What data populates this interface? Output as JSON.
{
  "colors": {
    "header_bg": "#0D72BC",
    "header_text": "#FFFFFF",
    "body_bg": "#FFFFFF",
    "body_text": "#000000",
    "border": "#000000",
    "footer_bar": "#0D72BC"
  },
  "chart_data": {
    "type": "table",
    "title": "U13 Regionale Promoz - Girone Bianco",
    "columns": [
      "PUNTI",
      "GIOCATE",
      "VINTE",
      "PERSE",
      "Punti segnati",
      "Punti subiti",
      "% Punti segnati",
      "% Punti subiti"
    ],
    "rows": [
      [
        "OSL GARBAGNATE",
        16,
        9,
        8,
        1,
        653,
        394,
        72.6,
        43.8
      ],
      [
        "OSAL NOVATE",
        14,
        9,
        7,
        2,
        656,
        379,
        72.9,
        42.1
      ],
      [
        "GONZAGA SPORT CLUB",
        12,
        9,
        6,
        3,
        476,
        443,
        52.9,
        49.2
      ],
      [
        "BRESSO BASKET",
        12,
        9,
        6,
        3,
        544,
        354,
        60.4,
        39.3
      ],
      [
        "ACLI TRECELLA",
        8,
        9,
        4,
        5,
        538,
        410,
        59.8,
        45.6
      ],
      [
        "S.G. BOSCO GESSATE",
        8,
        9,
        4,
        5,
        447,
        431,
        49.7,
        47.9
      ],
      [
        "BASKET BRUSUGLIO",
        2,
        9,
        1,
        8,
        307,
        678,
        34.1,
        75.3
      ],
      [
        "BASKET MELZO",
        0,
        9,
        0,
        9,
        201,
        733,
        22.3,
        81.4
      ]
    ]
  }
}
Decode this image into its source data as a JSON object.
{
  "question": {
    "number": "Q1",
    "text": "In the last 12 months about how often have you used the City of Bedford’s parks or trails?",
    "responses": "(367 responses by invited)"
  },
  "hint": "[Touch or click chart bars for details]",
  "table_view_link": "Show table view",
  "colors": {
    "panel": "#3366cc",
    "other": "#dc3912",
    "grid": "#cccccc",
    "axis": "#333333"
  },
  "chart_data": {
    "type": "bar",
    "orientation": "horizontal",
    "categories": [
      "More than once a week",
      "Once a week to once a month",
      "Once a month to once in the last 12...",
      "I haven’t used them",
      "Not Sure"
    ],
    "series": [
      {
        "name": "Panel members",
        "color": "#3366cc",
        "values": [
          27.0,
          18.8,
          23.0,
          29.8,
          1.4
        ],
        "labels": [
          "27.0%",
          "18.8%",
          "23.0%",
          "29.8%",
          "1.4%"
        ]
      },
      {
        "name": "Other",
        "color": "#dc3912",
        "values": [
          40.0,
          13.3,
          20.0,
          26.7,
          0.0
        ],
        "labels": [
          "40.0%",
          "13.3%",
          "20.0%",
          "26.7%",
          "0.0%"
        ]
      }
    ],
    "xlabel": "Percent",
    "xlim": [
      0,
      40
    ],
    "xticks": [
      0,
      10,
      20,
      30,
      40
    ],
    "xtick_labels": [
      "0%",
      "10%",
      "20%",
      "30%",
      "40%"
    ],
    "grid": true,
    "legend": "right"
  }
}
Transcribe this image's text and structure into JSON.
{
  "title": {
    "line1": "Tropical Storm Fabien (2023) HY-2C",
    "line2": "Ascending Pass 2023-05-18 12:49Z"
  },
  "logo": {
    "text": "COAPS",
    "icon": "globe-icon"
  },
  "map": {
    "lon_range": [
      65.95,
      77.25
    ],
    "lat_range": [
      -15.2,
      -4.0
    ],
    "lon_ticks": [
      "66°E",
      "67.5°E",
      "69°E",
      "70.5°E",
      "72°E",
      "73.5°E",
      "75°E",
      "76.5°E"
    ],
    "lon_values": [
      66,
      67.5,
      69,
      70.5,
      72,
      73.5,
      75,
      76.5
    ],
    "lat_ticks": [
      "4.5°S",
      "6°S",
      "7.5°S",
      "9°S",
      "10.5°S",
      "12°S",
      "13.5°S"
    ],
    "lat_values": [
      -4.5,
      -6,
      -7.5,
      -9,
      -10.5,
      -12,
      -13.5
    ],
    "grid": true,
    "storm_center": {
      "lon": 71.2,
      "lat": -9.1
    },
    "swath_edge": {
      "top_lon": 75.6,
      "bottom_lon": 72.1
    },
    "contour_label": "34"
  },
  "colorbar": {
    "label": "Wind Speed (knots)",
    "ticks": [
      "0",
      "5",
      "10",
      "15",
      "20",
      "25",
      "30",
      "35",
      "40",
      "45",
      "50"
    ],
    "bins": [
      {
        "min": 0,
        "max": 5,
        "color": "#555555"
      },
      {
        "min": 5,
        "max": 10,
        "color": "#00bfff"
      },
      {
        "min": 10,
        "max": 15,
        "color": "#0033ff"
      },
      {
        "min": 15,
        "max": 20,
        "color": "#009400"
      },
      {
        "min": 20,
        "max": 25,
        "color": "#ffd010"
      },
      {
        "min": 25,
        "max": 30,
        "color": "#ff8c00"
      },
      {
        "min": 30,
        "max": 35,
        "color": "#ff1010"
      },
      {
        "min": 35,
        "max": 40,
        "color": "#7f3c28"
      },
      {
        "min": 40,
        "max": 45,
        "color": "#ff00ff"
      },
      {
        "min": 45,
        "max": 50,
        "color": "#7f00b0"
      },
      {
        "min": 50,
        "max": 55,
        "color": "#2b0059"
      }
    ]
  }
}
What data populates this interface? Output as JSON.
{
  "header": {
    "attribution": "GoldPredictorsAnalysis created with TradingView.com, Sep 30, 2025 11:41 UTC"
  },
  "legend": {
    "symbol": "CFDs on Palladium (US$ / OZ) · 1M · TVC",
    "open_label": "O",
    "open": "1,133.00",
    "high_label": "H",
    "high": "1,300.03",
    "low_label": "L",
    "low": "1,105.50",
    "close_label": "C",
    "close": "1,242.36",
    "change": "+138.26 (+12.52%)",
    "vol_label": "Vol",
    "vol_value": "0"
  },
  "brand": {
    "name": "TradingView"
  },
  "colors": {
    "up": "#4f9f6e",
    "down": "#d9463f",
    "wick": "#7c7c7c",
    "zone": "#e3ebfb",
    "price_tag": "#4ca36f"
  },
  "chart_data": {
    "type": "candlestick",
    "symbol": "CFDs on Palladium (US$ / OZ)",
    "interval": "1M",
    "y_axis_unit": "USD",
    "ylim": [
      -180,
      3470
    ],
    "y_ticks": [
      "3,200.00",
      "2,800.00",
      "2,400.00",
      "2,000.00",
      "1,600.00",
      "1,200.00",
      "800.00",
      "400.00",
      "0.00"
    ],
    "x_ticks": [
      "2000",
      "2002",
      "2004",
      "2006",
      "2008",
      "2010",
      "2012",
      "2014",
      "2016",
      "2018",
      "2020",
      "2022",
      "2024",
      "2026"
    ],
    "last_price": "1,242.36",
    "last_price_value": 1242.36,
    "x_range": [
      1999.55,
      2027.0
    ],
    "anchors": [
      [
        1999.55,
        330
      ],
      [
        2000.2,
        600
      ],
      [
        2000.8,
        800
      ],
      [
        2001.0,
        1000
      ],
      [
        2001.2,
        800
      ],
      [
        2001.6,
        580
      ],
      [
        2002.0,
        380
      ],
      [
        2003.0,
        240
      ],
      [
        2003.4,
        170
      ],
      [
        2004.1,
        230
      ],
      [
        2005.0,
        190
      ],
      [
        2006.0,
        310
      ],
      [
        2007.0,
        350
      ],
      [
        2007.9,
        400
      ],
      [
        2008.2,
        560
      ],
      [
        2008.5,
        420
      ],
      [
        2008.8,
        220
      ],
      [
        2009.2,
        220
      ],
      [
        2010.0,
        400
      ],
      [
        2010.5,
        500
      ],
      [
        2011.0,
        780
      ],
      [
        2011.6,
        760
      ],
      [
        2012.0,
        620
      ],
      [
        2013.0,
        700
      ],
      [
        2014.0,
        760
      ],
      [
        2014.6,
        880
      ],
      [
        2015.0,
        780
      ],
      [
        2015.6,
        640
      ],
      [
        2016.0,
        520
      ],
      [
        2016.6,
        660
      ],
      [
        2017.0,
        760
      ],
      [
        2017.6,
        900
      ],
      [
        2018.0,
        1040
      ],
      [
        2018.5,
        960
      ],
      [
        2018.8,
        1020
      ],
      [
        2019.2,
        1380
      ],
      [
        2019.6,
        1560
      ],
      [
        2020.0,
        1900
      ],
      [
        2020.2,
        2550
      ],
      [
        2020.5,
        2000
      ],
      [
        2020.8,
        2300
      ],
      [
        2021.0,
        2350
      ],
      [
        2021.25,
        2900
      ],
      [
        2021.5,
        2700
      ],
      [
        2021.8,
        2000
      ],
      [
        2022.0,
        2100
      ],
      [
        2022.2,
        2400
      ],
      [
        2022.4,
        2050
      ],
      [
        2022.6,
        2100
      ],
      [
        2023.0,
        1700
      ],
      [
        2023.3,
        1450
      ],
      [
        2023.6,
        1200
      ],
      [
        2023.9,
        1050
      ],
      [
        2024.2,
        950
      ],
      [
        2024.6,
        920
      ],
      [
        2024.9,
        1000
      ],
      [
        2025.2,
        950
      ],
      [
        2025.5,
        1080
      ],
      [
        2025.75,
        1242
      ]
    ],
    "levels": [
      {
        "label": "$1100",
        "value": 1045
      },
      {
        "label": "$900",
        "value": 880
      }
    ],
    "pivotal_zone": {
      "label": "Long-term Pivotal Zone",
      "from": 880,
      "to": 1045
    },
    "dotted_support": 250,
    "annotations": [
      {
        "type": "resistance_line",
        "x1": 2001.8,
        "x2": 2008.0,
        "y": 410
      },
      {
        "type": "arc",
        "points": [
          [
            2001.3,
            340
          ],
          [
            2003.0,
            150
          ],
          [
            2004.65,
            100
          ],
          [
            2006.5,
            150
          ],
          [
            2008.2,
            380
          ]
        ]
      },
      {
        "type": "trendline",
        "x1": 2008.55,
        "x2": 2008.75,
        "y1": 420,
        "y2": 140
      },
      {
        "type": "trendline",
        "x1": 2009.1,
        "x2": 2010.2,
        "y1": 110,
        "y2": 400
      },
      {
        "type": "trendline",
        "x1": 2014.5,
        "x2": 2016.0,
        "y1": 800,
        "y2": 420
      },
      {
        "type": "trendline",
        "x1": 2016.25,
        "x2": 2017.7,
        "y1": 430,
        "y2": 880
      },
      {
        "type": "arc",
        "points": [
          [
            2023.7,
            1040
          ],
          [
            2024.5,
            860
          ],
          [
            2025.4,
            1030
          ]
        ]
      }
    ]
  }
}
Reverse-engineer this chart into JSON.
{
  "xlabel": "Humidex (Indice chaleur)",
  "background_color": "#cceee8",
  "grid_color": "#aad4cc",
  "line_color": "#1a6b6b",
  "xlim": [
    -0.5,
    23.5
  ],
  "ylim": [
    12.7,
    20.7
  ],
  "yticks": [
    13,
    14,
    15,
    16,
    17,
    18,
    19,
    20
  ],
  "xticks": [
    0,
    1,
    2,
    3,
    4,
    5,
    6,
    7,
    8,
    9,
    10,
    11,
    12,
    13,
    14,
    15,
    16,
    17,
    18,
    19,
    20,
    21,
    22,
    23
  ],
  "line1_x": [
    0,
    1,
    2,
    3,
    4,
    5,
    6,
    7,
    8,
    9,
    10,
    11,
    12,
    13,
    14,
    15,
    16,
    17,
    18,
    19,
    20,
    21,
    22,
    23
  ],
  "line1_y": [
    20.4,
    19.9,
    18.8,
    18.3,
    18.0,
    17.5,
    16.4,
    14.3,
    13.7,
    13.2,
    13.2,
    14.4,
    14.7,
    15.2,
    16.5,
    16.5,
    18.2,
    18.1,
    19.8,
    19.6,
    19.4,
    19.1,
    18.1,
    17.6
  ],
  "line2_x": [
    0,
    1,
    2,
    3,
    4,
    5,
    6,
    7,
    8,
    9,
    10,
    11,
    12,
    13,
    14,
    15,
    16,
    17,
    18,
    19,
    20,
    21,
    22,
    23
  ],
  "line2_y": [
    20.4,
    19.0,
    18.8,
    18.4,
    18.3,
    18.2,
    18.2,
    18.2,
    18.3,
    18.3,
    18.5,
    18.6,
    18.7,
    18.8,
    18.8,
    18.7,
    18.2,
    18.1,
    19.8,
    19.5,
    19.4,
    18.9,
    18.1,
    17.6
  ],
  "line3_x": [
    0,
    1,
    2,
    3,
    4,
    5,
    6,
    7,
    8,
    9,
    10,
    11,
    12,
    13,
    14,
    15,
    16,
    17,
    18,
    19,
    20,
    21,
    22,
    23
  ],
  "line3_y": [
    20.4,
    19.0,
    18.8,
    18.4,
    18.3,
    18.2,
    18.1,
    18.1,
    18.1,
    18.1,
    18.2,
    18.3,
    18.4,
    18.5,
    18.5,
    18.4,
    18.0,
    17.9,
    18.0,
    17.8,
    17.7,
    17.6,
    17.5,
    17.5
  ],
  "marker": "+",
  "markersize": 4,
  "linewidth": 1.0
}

**Stated task**
Out of the material above, gather each line where "BASKET" appears.

**Final result**
        "BRESSO BASKET",
        "BASKET BRUSUGLIO",
        "BASKET MELZO",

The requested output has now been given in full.